__TASK GOAL__: Repeat every line of the material, character for character.

__INFORMATION GIVEN__:
* * *

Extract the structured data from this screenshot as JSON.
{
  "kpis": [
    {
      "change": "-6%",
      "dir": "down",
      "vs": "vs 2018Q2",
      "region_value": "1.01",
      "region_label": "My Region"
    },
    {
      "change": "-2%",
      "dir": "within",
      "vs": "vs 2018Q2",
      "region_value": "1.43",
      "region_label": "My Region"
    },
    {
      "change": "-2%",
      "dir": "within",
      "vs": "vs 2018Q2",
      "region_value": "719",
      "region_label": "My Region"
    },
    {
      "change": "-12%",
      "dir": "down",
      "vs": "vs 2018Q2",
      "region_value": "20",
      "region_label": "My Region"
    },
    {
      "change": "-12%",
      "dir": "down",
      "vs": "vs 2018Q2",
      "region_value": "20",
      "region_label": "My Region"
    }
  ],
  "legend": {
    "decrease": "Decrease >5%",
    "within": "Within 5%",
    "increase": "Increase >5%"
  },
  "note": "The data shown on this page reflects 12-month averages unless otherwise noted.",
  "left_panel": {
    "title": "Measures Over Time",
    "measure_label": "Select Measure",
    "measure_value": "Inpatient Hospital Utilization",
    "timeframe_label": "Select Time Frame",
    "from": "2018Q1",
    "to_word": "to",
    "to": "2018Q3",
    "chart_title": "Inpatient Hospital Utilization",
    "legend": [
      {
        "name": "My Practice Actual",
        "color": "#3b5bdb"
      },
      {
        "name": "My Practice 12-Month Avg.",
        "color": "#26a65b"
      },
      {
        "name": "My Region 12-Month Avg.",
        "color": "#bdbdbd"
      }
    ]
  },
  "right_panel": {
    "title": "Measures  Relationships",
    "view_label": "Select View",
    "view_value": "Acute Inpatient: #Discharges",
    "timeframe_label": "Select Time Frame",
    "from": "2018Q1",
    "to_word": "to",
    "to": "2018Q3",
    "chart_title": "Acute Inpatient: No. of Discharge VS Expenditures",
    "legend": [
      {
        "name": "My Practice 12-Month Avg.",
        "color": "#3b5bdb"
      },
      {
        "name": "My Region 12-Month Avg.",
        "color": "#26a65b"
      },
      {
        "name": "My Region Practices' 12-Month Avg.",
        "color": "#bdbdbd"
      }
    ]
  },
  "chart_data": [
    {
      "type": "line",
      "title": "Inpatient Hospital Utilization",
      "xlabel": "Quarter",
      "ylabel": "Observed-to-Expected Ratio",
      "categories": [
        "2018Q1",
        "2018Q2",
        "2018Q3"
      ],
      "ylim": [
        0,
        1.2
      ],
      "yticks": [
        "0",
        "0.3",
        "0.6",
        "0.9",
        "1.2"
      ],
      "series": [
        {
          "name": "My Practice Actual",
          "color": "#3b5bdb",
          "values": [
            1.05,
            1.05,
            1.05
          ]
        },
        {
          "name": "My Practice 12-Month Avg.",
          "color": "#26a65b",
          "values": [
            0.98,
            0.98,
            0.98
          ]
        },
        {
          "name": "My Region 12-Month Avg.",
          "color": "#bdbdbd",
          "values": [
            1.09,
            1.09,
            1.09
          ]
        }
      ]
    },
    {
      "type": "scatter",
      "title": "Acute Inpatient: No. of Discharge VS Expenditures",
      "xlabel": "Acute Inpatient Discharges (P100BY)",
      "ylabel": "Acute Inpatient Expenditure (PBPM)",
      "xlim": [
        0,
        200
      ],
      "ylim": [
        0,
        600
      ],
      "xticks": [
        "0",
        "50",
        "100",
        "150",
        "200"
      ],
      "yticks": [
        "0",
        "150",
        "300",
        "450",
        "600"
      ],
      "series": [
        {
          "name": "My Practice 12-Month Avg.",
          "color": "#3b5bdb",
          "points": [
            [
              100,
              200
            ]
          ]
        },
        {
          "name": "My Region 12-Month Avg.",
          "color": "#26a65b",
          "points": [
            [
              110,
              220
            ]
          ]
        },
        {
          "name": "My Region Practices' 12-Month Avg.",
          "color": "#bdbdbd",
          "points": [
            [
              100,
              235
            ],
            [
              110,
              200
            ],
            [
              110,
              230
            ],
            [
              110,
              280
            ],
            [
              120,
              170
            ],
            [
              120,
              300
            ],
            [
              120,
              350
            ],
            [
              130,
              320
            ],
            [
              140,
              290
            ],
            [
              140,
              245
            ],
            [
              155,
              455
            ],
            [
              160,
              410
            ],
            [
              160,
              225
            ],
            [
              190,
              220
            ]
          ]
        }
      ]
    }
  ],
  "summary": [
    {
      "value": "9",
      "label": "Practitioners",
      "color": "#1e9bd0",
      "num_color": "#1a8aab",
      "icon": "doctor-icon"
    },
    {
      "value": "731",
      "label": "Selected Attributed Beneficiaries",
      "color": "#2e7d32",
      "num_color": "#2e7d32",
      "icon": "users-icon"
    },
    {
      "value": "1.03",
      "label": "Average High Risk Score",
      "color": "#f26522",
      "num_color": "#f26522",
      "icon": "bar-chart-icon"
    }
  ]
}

* * *

__COMPLETED EXERCISE__:
Extract the structured data from this screenshot as JSON.
{
  "kpis": [
    {
      "change": "-6%",
      "dir": "down",
      "vs": "vs 2018Q2",
      "region_value": "1.01",
      "region_label": "My Region"
    },
    {
      "change": "-2%",
      "dir": "within",
      "vs": "vs 2018Q2",
      "region_value": "1.43",
      "region_label": "My Region"
    },
    {
      "change": "-2%",
      "dir": "within",
      "vs": "vs 2018Q2",
      "region_value": "719",
      "region_label": "My Region"
    },
    {
      "change": "-12%",
      "dir": "down",
      "vs": "vs 2018Q2",
      "region_value": "20",
      "region_label": "My Region"
    },
    {
      "change": "-12%",
      "dir": "down",
      "vs": "vs 2018Q2",
      "region_value": "20",
      "region_label": "My Region"
    }
  ],
  "legend": {
    "decrease": "Decrease >5%",
    "within": "Within 5%",
    "increase": "Increase >5%"
  },
  "note": "The data shown on this page reflects 12-month averages unless otherwise noted.",
  "left_panel": {
    "title": "Measures Over Time",
    "measure_label": "Select Measure",
    "measure_value": "Inpatient Hospital Utilization",
    "timeframe_label": "Select Time Frame",
    "from": "2018Q1",
    "to_word": "to",
    "to": "2018Q3",
    "chart_title": "Inpatient Hospital Utilization",
    "legend": [
      {
        "name": "My Practice Actual",
        "color": "#3b5bdb"
      },
      {
        "name": "My Practice 12-Month Avg.",
        "color": "#26a65b"
      },
      {
        "name": "My Region 12-Month Avg.",
        "color": "#bdbdbd"
      }
    ]
  },
  "right_panel": {
    "title": "Measures  Relationships",
    "view_label": "Select View",
    "view_value": "Acute Inpatient: #Discharges",
    "timeframe_label": "Select Time Frame",
    "from": "2018Q1",
    "to_word": "to",
    "to": "2018Q3",
    "chart_title": "Acute Inpatient: No. of Discharge VS Expenditures",
    "legend": [
      {
        "name": "My Practice 12-Month Avg.",
        "color": "#3b5bdb"
      },
      {
        "name": "My Region 12-Month Avg.",
        "color": "#26a65b"
      },
      {
        "name": "My Region Practices' 12-Month Avg.",
        "color": "#bdbdbd"
      }
    ]
  },
  "chart_data": [
    {
      "type": "line",
      "title": "Inpatient Hospital Utilization",
      "xlabel": "Quarter",
      "ylabel": "Observed-to-Expected Ratio",
      "categories": [
        "2018Q1",
        "2018Q2",
        "2018Q3"
      ],
      "ylim": [
        0,
        1.2
      ],
      "yticks": [
        "0",
        "0.3",
        "0.6",
        "0.9",
        "1.2"
      ],
      "series": [
        {
          "name": "My Practice Actual",
          "color": "#3b5bdb",
          "values": [
            1.05,
            1.05,
            1.05
          ]
        },
        {
          "name": "My Practice 12-Month Avg.",
          "color": "#26a65b",
          "values": [
            0.98,
            0.98,
            0.98
          ]
        },
        {
          "name": "My Region 12-Month Avg.",
          "color": "#bdbdbd",
          "values": [
            1.09,
            1.09,
            1.09
          ]
        }
      ]
    },
    {
      "type": "scatter",
      "title": "Acute Inpatient: No. of Discharge VS Expenditures",
      "xlabel": "Acute Inpatient Discharges (P100BY)",
      "ylabel": "Acute Inpatient Expenditure (PBPM)",
      "xlim": [
        0,
        200
      ],
      "ylim": [
        0,
        600
      ],
      "xticks": [
        "0",
        "50",
        "100",
        "150",
        "200"
      ],
      "yticks": [
        "0",
        "150",
        "300",
        "450",
        "600"
      ],
      "series": [
        {
          "name": "My Practice 12-Month Avg.",
          "color": "#3b5bdb",
          "points": [
            [
              100,
              200
            ]
          ]
        },
        {
          "name": "My Region 12-Month Avg.",
          "color": "#26a65b",
          "points": [
            [
              110,
              220
            ]
          ]
        },
        {
          "name": "My Region Practices' 12-Month Avg.",
          "color": "#bdbdbd",
          "points": [
            [
              100,
              235
            ],
            [
              110,
              200
            ],
            [
              110,
              230
            ],
            [
              110,
              280
            ],
            [
              120,
              170
            ],
            [
              120,
              300
            ],
            [
              120,
              350
            ],
            [
              130,
              320
            ],
            [
              140,
              290
            ],
            [
              140,
              245
            ],
            [
              155,
              455
            ],
            [
              160,
              410
            ],
            [
              160,
              225
            ],
            [
              190,
              220
            ]
          ]
        }
      ]
    }
  ],
  "summary": [
    {
      "value": "9",
      "label": "Practitioners",
      "color": "#1e9bd0",
      "num_color": "#1a8aab",
      "icon": "doctor-icon"
    },
    {
      "value": "731",
      "label": "Selected Attributed Beneficiaries",
      "color": "#2e7d32",
      "num_color": "#2e7d32",
      "icon": "users-icon"
    },
    {
      "value": "1.03",
      "label": "Average High Risk Score",
      "color": "#f26522",
      "num_color": "#f26522",
      "icon": "bar-chart-icon"
    }
  ]
}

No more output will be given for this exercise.